→ **Short task**
Turn the rows from the line with "Detect and localize" to the line with "legend-note: Зайнятість у" into a Markdown table with the columns Number and Line, leaving out blank lines and the pictures.

→ **Extracted data**

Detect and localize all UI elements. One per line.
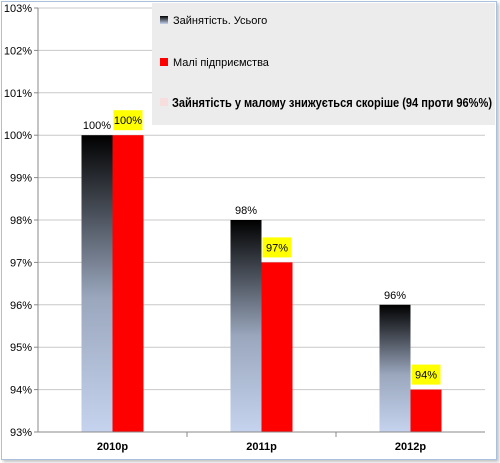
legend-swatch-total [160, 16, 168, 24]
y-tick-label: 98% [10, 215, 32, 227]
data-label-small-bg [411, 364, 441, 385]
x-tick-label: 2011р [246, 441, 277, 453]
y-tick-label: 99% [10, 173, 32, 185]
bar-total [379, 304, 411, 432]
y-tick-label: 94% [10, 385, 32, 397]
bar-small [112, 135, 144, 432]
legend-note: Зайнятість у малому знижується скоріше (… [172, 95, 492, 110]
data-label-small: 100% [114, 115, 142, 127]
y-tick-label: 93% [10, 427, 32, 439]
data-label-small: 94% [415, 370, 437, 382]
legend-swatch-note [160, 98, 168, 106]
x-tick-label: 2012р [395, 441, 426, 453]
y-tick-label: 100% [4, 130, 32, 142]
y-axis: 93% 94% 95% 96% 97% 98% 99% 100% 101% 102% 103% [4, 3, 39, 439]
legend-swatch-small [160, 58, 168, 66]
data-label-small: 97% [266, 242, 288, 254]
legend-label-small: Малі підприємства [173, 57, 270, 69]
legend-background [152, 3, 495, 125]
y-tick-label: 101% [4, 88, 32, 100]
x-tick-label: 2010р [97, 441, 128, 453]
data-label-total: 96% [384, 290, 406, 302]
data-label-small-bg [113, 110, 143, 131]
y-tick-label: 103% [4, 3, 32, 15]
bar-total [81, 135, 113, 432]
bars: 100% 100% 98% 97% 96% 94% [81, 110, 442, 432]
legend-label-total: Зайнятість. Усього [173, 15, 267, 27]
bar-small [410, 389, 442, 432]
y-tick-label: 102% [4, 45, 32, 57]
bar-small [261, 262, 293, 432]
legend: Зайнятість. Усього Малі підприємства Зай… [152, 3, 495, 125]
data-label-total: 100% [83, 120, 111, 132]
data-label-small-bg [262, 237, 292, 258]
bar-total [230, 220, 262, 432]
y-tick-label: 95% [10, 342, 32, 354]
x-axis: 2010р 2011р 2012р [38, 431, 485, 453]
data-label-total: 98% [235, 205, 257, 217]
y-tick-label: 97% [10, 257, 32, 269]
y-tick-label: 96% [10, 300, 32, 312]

--

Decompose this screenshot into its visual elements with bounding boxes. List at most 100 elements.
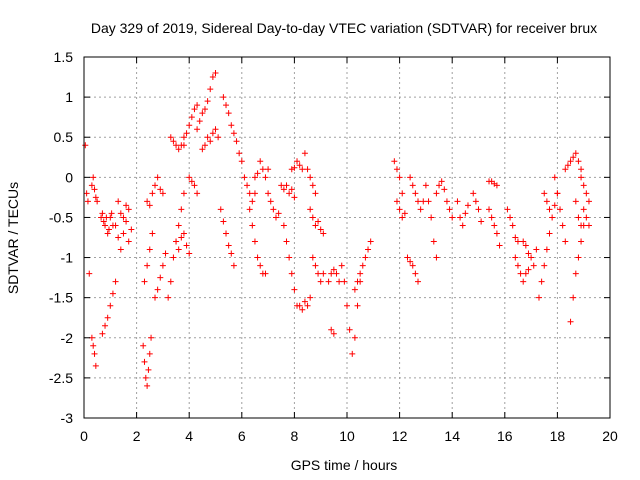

--

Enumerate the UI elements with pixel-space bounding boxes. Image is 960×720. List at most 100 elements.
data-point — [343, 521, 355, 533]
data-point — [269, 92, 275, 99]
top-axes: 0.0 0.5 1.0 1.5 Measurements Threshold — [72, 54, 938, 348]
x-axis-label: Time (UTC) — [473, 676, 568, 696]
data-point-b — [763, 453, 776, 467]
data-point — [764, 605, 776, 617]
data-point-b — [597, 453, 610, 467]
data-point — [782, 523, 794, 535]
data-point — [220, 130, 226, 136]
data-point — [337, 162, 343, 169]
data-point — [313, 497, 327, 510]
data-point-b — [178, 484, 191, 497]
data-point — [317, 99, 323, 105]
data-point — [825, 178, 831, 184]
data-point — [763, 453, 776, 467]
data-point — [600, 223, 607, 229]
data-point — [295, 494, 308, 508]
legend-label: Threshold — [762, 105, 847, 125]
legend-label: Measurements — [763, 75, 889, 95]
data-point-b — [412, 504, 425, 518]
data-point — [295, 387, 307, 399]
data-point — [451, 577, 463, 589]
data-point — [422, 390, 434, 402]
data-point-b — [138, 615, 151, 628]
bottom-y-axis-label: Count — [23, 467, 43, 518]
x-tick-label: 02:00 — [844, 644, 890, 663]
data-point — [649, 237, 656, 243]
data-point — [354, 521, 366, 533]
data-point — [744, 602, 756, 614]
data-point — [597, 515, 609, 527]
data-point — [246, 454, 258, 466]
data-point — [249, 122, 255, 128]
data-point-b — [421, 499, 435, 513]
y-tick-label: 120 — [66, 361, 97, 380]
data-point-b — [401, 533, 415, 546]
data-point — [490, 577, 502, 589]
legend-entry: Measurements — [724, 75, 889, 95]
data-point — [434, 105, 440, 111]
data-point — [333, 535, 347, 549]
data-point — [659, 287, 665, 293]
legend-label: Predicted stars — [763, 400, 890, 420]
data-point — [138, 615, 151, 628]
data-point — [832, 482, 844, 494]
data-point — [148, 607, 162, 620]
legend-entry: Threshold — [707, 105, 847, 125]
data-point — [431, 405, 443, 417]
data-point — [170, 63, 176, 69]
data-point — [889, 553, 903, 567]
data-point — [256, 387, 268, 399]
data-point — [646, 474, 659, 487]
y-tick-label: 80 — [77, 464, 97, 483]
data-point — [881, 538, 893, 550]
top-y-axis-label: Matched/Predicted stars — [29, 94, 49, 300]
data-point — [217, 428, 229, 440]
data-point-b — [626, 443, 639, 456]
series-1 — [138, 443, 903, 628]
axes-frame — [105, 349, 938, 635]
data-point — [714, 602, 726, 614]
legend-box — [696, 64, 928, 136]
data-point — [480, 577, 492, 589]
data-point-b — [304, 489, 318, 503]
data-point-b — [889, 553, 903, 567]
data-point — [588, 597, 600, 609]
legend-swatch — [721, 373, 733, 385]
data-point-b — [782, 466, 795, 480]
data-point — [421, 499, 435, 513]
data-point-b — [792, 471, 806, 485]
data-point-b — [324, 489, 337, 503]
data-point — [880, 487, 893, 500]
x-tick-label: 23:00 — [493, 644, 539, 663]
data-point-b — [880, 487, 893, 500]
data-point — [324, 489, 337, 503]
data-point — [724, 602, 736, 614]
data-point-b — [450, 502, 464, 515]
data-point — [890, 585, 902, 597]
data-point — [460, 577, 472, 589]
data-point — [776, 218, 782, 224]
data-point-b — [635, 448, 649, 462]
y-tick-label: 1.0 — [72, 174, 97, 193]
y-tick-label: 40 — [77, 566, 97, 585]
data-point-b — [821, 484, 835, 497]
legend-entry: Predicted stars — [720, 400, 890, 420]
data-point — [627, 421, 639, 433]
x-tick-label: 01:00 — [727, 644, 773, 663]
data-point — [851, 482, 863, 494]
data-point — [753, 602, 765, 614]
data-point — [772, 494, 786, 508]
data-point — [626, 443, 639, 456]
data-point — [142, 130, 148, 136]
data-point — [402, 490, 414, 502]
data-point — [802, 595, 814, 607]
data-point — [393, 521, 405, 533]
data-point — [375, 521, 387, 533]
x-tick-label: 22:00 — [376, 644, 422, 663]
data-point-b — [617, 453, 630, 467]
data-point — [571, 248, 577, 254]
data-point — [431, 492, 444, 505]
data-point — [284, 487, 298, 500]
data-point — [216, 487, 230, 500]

→ **Answer to the exercise**
| Number | Line |
|---|---|
| 1 | Detect and localize all UI elements. One per line. |
| 2 | legend-swatch-total [160, 16, 168, 24] |
| 3 | y-tick-label: 98% [10, 215, 32, 227] |
| 4 | data-label-small-bg [411, 364, 441, 385] |
| 5 | x-tick-label: 2011р [246, 441, 277, 453] |
| 6 | y-tick-label: 99% [10, 173, 32, 185] |
| 7 | bar-total [379, 304, 411, 432] |
| 8 | y-tick-label: 94% [10, 385, 32, 397] |
| 9 | bar-small [112, 135, 144, 432] |
| 10 | legend-note: Зайнятість у малому знижується скоріше (… [172, 95, 492, 110] |